WHAT TO WORK ON:
Reply with one number only, the count of lines holding the string "ylabel".

Records from a collection of figures:
----------------------------------------
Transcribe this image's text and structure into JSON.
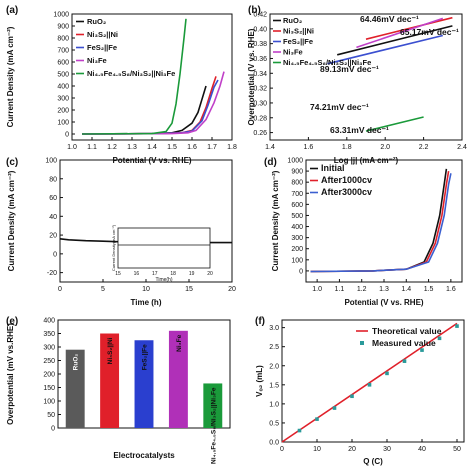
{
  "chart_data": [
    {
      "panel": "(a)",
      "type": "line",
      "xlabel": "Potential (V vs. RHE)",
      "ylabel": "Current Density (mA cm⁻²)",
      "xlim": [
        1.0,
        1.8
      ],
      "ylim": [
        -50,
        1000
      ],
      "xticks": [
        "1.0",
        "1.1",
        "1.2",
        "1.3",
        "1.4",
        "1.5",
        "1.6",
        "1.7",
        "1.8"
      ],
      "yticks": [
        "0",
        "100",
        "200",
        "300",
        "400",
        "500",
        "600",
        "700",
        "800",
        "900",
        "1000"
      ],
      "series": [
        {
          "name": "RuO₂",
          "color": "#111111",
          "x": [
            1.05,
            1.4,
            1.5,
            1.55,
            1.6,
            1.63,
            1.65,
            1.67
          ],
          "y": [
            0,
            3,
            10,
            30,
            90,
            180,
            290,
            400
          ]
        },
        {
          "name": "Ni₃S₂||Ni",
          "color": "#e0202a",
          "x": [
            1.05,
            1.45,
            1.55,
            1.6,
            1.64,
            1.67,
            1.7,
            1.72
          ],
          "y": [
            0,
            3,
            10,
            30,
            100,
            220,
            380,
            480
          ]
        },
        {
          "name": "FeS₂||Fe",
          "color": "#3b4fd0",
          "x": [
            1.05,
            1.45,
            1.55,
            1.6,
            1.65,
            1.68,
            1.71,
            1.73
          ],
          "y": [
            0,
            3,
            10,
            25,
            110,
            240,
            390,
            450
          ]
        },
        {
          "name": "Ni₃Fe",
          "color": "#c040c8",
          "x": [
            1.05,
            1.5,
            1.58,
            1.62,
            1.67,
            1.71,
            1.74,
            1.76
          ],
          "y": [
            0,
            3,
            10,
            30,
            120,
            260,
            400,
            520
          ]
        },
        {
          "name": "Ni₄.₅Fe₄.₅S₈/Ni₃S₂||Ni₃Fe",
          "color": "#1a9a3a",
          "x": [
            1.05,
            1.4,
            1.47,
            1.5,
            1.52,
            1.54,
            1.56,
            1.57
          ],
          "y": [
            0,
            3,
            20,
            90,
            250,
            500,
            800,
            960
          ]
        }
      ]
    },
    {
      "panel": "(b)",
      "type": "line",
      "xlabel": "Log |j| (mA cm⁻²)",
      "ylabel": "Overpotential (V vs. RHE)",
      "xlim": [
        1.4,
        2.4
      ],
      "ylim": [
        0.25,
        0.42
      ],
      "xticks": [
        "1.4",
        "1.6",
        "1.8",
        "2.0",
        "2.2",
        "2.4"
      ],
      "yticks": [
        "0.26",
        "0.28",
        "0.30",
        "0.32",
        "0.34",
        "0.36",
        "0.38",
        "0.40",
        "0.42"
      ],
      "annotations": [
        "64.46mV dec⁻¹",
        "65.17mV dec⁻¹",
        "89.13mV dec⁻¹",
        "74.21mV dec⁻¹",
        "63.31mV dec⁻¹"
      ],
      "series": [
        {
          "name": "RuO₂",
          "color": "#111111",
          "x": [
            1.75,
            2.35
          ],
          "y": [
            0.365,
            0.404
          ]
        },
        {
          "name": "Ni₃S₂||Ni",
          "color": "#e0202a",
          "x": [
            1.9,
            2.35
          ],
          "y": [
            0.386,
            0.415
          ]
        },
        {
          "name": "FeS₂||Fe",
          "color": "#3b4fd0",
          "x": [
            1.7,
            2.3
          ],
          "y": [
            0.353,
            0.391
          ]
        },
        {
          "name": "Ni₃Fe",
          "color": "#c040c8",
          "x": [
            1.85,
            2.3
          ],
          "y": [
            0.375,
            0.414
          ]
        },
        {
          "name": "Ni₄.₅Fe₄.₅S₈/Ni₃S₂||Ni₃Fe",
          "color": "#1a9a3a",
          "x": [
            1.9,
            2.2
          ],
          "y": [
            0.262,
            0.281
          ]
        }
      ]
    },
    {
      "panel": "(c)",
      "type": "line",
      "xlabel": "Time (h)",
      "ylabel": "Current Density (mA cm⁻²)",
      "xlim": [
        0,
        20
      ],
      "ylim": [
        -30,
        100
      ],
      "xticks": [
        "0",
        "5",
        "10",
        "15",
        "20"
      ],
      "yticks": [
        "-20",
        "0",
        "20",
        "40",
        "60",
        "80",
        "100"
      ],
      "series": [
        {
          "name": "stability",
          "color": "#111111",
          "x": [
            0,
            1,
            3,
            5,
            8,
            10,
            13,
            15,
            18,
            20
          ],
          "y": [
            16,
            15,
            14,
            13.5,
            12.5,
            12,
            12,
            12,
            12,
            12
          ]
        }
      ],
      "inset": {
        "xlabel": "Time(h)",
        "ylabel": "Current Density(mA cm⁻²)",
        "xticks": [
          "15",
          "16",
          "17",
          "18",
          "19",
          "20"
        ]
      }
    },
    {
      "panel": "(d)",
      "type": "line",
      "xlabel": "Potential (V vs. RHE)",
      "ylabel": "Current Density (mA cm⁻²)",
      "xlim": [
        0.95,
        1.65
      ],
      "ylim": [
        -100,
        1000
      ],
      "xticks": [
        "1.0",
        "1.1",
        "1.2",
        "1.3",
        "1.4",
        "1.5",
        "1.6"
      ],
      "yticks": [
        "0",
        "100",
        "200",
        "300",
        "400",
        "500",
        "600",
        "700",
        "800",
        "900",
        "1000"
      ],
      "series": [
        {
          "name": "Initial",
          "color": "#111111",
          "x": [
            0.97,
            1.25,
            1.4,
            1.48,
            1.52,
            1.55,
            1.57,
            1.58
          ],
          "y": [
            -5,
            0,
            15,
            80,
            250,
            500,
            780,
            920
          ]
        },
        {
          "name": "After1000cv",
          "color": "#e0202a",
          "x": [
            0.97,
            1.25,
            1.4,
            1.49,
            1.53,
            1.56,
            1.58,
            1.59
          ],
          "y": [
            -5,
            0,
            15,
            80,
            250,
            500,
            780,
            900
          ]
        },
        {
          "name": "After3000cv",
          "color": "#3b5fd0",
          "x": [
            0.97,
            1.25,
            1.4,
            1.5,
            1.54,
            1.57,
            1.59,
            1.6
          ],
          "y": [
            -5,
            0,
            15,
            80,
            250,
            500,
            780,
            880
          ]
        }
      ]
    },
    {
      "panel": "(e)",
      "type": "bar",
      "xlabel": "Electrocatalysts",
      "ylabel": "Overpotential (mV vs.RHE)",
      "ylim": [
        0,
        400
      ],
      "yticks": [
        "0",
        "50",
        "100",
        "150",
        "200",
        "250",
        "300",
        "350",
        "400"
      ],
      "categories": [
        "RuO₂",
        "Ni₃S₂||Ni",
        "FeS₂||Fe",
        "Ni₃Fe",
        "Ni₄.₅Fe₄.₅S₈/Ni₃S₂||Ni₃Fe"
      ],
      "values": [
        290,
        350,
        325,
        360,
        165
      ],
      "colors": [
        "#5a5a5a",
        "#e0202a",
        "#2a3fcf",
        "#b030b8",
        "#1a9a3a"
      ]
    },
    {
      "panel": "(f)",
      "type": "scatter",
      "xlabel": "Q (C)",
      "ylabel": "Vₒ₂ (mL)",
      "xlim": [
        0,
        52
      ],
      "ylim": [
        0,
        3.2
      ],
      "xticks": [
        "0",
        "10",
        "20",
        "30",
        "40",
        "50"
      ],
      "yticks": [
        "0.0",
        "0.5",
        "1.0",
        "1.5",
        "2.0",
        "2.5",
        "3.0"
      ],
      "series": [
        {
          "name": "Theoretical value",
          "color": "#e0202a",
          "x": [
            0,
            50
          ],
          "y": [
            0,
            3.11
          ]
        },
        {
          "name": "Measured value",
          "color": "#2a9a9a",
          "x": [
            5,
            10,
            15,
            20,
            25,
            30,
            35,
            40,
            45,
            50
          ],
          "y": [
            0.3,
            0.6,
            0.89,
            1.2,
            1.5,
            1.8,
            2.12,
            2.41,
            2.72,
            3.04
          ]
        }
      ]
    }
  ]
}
----------------------------------------
EXERCISE OUTPUT:
7